TASK REQUIREMENTS: Leave every picture out and write out the records below exactly.

DATASET RECORDS:
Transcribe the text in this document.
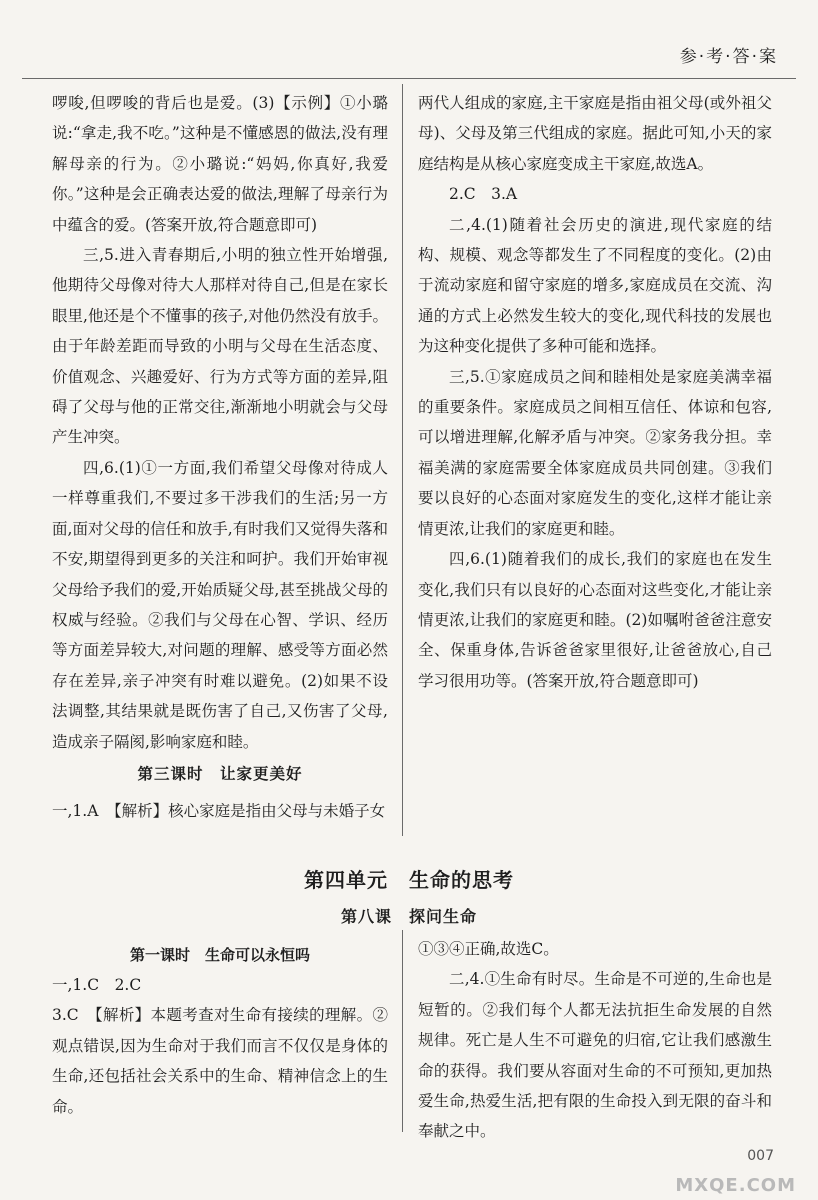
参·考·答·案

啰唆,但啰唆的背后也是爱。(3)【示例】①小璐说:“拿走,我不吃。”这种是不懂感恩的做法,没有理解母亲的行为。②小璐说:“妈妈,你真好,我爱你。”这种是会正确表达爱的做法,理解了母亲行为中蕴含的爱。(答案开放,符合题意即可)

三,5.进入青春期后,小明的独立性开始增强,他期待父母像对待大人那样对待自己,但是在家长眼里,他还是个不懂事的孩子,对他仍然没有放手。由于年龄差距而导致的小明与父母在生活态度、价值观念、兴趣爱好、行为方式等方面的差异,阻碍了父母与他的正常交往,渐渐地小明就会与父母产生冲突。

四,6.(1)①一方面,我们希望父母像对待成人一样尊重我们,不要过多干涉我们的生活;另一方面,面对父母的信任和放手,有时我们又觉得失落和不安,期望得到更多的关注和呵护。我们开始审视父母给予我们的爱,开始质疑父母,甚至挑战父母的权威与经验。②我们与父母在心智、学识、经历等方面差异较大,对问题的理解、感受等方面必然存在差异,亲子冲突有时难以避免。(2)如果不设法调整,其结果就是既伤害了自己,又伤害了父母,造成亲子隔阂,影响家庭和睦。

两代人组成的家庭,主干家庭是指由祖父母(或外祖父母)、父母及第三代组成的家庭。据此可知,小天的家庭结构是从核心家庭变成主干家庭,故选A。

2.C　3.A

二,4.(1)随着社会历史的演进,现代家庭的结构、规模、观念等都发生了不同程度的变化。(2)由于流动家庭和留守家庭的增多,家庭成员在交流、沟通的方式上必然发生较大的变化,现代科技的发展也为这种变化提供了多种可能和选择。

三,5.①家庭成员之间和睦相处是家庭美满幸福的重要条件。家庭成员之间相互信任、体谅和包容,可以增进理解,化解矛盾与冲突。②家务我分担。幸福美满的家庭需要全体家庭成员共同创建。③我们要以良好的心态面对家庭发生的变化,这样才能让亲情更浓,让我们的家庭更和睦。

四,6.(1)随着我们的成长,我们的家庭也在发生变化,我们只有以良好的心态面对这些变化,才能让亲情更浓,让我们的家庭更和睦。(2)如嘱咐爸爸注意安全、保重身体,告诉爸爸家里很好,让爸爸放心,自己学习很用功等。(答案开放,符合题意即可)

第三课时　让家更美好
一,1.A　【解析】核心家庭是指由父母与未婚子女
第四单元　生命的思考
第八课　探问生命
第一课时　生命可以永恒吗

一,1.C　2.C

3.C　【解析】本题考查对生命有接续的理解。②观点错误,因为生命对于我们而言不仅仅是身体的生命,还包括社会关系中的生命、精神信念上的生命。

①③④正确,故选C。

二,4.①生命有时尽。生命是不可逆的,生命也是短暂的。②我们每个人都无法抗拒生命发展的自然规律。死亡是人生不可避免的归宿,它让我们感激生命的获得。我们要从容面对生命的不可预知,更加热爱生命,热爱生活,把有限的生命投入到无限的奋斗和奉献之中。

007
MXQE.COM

THE RESULT:
Transcribe the text in this document.
参·考·答·案

啰唆,但啰唆的背后也是爱。(3)【示例】①小璐说:“拿走,我不吃。”这种是不懂感恩的做法,没有理解母亲的行为。②小璐说:“妈妈,你真好,我爱你。”这种是会正确表达爱的做法,理解了母亲行为中蕴含的爱。(答案开放,符合题意即可)

三,5.进入青春期后,小明的独立性开始增强,他期待父母像对待大人那样对待自己,但是在家长眼里,他还是个不懂事的孩子,对他仍然没有放手。由于年龄差距而导致的小明与父母在生活态度、价值观念、兴趣爱好、行为方式等方面的差异,阻碍了父母与他的正常交往,渐渐地小明就会与父母产生冲突。

四,6.(1)①一方面,我们希望父母像对待成人一样尊重我们,不要过多干涉我们的生活;另一方面,面对父母的信任和放手,有时我们又觉得失落和不安,期望得到更多的关注和呵护。我们开始审视父母给予我们的爱,开始质疑父母,甚至挑战父母的权威与经验。②我们与父母在心智、学识、经历等方面差异较大,对问题的理解、感受等方面必然存在差异,亲子冲突有时难以避免。(2)如果不设法调整,其结果就是既伤害了自己,又伤害了父母,造成亲子隔阂,影响家庭和睦。

两代人组成的家庭,主干家庭是指由祖父母(或外祖父母)、父母及第三代组成的家庭。据此可知,小天的家庭结构是从核心家庭变成主干家庭,故选A。

2.C　3.A

二,4.(1)随着社会历史的演进,现代家庭的结构、规模、观念等都发生了不同程度的变化。(2)由于流动家庭和留守家庭的增多,家庭成员在交流、沟通的方式上必然发生较大的变化,现代科技的发展也为这种变化提供了多种可能和选择。

三,5.①家庭成员之间和睦相处是家庭美满幸福的重要条件。家庭成员之间相互信任、体谅和包容,可以增进理解,化解矛盾与冲突。②家务我分担。幸福美满的家庭需要全体家庭成员共同创建。③我们要以良好的心态面对家庭发生的变化,这样才能让亲情更浓,让我们的家庭更和睦。

四,6.(1)随着我们的成长,我们的家庭也在发生变化,我们只有以良好的心态面对这些变化,才能让亲情更浓,让我们的家庭更和睦。(2)如嘱咐爸爸注意安全、保重身体,告诉爸爸家里很好,让爸爸放心,自己学习很用功等。(答案开放,符合题意即可)

第三课时　让家更美好
一,1.A　【解析】核心家庭是指由父母与未婚子女
第四单元　生命的思考
第八课　探问生命
第一课时　生命可以永恒吗

一,1.C　2.C

3.C　【解析】本题考查对生命有接续的理解。②观点错误,因为生命对于我们而言不仅仅是身体的生命,还包括社会关系中的生命、精神信念上的生命。

①③④正确,故选C。

二,4.①生命有时尽。生命是不可逆的,生命也是短暂的。②我们每个人都无法抗拒生命发展的自然规律。死亡是人生不可避免的归宿,它让我们感激生命的获得。我们要从容面对生命的不可预知,更加热爱生命,热爱生活,把有限的生命投入到无限的奋斗和奉献之中。

007
MXQE.COM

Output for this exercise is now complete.